PROBLEM TO WORK ON: Find the string "removal" in the data, then copy every line where it is found.

start

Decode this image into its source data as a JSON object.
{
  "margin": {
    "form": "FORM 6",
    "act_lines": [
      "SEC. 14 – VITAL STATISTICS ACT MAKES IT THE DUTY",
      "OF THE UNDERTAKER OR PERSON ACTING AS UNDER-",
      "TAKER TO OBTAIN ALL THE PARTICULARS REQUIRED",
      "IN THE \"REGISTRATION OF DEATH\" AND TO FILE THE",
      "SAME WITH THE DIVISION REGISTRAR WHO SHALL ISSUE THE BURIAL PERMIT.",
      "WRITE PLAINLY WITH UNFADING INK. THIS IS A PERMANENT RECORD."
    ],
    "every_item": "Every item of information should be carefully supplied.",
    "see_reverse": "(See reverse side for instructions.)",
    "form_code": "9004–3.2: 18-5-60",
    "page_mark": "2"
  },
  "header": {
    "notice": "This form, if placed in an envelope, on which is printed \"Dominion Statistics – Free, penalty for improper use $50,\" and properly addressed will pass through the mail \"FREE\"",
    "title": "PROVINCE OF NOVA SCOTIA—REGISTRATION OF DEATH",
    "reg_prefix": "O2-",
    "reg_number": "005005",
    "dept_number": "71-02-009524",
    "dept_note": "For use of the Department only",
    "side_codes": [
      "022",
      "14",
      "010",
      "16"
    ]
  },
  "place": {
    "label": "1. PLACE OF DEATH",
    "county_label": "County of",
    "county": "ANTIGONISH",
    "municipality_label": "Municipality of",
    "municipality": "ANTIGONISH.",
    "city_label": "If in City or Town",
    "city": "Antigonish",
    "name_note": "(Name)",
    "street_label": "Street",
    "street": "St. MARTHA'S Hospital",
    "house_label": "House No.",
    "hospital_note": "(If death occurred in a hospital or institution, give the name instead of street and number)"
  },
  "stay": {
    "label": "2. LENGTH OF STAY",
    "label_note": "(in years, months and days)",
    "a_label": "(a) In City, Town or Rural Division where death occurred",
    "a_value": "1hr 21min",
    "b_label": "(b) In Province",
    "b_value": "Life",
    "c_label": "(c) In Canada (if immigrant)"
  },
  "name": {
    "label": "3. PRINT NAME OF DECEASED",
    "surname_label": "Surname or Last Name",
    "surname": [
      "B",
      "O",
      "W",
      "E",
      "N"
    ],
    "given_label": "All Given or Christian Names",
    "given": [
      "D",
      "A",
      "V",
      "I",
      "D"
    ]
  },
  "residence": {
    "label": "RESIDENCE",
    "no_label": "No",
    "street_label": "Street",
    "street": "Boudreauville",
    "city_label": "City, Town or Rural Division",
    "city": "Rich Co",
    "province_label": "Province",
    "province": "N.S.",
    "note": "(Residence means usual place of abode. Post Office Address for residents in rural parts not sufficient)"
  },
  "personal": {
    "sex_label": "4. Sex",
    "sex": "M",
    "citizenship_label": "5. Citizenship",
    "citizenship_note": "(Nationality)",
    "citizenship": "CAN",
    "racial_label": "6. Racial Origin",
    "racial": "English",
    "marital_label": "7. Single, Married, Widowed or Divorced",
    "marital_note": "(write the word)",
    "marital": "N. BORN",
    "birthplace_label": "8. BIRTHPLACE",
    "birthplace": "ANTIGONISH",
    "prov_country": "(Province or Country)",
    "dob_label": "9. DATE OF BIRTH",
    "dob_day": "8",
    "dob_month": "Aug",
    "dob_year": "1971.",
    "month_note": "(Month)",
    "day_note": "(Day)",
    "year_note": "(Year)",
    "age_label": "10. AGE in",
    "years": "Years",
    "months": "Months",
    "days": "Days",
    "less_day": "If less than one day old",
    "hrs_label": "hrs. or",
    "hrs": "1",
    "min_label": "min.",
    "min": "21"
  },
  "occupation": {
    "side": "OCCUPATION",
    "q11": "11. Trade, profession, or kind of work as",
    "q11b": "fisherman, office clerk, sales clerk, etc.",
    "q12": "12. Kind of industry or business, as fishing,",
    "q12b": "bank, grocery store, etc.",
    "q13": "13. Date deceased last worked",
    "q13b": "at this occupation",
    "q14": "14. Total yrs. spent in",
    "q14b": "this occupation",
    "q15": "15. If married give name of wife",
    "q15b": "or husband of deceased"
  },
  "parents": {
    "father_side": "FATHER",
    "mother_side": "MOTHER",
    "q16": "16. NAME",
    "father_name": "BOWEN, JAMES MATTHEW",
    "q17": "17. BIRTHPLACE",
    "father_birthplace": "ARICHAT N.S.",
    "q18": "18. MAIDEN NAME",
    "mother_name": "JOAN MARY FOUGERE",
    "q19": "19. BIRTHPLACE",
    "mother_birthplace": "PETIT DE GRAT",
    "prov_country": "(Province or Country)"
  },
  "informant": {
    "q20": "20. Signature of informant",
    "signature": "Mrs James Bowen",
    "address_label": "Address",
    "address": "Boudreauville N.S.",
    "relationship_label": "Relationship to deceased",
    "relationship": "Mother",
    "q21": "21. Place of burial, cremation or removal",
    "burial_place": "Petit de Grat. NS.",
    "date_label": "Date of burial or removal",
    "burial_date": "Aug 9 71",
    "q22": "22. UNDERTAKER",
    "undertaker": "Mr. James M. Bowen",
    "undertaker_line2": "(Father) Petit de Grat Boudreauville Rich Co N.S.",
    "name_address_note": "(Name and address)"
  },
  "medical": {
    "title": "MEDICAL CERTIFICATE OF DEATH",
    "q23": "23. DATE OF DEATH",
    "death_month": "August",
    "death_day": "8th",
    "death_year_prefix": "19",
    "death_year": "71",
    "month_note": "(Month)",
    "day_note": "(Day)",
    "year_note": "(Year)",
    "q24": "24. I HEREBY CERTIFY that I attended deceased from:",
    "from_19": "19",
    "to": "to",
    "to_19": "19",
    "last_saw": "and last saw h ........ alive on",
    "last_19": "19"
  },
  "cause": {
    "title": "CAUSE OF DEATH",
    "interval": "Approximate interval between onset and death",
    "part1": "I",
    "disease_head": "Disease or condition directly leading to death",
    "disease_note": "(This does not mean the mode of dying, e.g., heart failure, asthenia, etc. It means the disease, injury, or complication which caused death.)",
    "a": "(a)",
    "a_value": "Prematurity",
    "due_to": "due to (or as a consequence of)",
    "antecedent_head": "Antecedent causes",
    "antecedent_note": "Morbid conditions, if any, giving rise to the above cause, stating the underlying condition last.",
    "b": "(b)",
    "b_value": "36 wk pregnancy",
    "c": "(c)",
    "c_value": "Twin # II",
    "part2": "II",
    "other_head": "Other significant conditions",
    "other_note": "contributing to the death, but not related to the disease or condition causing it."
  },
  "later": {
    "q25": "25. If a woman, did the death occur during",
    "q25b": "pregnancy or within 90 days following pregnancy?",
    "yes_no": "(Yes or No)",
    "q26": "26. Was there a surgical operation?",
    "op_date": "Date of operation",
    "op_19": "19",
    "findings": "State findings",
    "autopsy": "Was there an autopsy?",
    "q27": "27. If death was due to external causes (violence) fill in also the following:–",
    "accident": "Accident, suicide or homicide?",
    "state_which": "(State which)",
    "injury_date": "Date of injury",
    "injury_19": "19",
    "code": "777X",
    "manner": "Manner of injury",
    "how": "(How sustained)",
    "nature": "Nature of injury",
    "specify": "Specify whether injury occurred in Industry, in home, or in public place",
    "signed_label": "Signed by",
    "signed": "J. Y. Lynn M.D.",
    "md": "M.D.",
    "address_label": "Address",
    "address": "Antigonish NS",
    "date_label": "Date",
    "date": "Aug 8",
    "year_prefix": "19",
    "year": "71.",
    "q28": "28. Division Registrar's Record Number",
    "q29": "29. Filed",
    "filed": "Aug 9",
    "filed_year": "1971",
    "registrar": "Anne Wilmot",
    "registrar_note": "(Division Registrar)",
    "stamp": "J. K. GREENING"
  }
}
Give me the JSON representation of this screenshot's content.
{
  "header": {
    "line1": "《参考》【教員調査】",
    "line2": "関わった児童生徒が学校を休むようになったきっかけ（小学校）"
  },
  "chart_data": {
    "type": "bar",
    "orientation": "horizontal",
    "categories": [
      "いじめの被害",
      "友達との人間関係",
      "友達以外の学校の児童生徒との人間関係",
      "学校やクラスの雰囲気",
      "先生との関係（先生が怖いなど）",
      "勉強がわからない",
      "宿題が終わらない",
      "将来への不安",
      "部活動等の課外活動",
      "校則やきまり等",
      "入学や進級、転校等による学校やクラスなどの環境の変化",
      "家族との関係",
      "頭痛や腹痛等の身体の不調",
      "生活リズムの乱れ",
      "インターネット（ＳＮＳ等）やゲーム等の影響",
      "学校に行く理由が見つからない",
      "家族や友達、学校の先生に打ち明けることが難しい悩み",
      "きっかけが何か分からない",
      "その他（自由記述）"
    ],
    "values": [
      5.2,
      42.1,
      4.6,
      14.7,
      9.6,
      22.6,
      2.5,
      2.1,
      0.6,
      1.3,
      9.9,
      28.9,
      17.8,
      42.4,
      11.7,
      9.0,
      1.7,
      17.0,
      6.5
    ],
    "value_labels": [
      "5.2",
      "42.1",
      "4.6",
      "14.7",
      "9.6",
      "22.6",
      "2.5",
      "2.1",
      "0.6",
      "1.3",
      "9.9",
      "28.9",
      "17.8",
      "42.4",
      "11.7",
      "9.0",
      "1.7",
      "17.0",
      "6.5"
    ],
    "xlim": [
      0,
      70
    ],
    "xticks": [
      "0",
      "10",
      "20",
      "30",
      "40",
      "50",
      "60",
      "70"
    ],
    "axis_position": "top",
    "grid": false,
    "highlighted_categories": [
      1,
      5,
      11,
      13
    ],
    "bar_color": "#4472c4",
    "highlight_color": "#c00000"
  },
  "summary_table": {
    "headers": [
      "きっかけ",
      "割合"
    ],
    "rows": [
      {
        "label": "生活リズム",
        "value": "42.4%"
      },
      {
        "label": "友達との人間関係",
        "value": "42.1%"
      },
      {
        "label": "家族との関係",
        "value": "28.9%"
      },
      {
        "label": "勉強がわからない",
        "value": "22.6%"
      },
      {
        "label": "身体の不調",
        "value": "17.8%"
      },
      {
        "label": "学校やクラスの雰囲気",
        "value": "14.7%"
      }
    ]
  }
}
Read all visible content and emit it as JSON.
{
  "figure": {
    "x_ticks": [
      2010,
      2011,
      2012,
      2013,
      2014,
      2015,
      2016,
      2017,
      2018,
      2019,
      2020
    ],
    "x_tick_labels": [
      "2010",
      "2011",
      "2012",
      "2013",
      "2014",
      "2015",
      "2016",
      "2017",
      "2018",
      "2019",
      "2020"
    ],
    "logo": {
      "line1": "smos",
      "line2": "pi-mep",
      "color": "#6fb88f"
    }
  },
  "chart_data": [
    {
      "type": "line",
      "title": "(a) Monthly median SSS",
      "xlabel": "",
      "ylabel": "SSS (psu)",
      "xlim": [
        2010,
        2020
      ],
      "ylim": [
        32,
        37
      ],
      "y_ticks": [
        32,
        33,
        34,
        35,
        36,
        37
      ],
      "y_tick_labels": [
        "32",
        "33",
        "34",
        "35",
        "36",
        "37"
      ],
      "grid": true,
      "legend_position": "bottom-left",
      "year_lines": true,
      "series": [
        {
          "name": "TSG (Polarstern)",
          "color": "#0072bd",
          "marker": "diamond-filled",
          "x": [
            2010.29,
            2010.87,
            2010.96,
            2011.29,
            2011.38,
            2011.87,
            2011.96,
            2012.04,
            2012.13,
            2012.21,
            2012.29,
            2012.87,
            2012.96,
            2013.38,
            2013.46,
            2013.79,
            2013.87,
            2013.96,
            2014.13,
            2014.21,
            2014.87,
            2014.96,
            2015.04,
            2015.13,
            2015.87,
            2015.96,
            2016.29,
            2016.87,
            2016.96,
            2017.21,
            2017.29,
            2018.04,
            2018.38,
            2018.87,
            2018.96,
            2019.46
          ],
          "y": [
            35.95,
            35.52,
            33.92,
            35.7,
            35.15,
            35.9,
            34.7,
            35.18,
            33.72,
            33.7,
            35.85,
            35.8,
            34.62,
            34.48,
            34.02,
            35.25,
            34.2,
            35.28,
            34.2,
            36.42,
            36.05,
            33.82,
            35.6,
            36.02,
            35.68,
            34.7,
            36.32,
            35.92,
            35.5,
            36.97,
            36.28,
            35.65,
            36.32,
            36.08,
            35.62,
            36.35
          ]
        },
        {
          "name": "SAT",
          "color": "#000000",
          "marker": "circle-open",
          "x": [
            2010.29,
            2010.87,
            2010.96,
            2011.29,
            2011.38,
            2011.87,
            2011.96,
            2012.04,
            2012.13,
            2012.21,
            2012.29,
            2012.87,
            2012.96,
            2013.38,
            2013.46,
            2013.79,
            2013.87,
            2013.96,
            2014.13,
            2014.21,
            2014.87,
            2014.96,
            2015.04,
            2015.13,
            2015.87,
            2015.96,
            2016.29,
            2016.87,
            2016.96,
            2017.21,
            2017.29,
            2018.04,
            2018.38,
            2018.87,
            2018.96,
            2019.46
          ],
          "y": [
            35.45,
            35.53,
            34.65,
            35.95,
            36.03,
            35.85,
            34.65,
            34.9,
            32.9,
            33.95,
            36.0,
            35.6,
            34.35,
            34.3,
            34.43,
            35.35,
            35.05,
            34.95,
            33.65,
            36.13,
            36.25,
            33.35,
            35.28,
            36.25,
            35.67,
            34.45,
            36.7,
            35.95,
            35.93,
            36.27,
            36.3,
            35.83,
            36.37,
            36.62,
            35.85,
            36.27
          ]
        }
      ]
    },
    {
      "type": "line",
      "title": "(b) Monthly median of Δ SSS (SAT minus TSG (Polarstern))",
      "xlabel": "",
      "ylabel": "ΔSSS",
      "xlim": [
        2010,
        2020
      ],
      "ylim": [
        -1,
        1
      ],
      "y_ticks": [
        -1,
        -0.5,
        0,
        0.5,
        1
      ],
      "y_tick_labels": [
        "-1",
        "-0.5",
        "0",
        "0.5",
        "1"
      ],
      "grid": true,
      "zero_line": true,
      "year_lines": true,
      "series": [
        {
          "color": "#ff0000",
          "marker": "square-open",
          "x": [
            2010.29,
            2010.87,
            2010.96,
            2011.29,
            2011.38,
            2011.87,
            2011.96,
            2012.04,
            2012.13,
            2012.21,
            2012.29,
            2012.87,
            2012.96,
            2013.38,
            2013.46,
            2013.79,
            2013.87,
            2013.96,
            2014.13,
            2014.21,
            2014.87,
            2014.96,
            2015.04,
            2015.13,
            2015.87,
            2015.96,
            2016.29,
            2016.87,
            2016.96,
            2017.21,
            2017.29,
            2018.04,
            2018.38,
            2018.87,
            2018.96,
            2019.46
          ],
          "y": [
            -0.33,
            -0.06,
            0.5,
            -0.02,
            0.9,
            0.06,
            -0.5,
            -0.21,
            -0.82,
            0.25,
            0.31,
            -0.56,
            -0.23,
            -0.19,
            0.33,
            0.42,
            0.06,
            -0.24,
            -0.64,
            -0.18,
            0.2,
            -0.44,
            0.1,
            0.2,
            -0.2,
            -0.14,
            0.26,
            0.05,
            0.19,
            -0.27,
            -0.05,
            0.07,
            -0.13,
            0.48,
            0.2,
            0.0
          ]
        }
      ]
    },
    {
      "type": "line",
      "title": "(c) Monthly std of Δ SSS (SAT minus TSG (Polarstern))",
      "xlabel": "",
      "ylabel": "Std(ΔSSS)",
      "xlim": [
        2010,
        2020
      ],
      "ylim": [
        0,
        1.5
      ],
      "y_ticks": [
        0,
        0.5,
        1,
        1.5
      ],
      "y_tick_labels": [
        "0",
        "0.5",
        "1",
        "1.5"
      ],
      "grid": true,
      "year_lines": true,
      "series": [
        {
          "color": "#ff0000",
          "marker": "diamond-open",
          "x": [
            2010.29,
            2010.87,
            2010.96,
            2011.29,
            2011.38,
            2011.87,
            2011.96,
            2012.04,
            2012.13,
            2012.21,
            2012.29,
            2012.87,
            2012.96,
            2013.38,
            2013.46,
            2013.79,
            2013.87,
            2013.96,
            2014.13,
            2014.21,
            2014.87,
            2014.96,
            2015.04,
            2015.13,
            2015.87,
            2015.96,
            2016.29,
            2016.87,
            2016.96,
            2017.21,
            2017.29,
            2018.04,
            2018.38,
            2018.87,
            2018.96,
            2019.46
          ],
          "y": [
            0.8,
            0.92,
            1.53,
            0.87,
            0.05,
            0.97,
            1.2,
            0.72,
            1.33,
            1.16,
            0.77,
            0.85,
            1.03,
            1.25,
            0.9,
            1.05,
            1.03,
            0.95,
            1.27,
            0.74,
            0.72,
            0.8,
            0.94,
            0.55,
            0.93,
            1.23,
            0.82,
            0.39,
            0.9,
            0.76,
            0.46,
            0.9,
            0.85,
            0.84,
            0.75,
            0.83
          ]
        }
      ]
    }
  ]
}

end

EXERCISE RESPONSE:
    "q21": "21. Place of burial, cremation or removal",
    "date_label": "Date of burial or removal",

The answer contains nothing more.